## TO DO
Your task is to repeat, word for word, the line containing "Extract the structured" and all lines that follow it to the end of the material, and no other lines.

## Dataset records
::::

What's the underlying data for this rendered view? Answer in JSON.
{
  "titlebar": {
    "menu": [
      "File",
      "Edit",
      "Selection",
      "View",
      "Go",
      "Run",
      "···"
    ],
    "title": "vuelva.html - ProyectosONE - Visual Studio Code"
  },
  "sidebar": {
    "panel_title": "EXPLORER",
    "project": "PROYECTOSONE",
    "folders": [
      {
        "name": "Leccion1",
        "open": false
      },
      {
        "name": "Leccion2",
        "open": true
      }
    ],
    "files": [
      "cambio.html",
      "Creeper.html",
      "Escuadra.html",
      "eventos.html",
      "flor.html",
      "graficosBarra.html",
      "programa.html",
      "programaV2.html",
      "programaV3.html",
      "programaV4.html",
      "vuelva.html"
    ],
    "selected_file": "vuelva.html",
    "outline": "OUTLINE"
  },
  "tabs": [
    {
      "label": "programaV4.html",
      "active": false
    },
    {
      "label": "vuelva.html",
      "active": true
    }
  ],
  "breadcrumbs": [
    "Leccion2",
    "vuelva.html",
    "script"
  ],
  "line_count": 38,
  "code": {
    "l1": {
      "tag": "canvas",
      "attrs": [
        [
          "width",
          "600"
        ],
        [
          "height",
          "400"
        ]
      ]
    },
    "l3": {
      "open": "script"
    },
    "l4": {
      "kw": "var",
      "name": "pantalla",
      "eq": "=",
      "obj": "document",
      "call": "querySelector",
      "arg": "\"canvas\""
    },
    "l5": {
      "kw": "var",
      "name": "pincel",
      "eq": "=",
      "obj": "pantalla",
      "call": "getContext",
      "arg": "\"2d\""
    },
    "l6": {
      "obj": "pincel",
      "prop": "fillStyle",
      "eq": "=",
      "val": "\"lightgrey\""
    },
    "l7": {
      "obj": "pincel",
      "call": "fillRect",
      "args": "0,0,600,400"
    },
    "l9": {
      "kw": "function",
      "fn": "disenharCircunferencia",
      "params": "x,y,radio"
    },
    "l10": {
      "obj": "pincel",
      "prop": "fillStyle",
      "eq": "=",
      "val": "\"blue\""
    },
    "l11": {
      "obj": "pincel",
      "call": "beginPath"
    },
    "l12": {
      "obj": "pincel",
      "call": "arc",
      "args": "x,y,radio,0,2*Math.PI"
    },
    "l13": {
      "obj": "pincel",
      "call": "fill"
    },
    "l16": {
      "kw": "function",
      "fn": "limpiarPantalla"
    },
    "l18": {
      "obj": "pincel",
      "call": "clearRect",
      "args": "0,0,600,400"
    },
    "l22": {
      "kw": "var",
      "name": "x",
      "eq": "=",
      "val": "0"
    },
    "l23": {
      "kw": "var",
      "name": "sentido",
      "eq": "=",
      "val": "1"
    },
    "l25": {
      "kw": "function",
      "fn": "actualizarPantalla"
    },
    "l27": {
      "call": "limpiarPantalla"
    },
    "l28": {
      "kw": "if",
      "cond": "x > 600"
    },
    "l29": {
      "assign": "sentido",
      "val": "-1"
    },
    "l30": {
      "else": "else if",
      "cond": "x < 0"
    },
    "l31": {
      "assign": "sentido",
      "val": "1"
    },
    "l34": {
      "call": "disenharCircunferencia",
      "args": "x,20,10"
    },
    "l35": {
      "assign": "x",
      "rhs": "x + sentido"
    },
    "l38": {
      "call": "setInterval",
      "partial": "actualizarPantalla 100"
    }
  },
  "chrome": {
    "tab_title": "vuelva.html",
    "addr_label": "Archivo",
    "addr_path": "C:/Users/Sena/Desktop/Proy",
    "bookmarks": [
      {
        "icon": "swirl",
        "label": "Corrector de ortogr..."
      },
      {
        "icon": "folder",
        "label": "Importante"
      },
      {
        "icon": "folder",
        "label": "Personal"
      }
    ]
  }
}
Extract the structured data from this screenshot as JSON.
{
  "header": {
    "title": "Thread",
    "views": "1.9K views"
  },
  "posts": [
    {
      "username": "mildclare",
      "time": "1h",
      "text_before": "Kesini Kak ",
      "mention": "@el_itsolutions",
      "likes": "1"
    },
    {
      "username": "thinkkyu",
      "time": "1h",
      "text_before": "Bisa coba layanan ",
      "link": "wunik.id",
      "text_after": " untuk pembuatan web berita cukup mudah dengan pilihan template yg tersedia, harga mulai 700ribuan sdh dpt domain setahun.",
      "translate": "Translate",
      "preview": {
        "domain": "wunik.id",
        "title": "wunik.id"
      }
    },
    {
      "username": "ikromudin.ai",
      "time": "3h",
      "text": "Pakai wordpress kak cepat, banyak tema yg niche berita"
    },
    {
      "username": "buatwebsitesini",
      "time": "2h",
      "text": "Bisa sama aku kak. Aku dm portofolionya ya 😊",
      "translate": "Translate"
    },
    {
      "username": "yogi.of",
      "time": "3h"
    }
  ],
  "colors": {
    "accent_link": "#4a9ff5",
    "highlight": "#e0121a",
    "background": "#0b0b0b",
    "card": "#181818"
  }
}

::::

## SOLUTION TO THIS PROBLEM
Extract the structured data from this screenshot as JSON.
{
  "header": {
    "title": "Thread",
    "views": "1.9K views"
  },
  "posts": [
    {
      "username": "mildclare",
      "time": "1h",
      "text_before": "Kesini Kak ",
      "mention": "@el_itsolutions",
      "likes": "1"
    },
    {
      "username": "thinkkyu",
      "time": "1h",
      "text_before": "Bisa coba layanan ",
      "link": "wunik.id",
      "text_after": " untuk pembuatan web berita cukup mudah dengan pilihan template yg tersedia, harga mulai 700ribuan sdh dpt domain setahun.",
      "translate": "Translate",
      "preview": {
        "domain": "wunik.id",
        "title": "wunik.id"
      }
    },
    {
      "username": "ikromudin.ai",
      "time": "3h",
      "text": "Pakai wordpress kak cepat, banyak tema yg niche berita"
    },
    {
      "username": "buatwebsitesini",
      "time": "2h",
      "text": "Bisa sama aku kak. Aku dm portofolionya ya 😊",
      "translate": "Translate"
    },
    {
      "username": "yogi.of",
      "time": "3h"
    }
  ],
  "colors": {
    "accent_link": "#4a9ff5",
    "highlight": "#e0121a",
    "background": "#0b0b0b",
    "card": "#181818"
  }
}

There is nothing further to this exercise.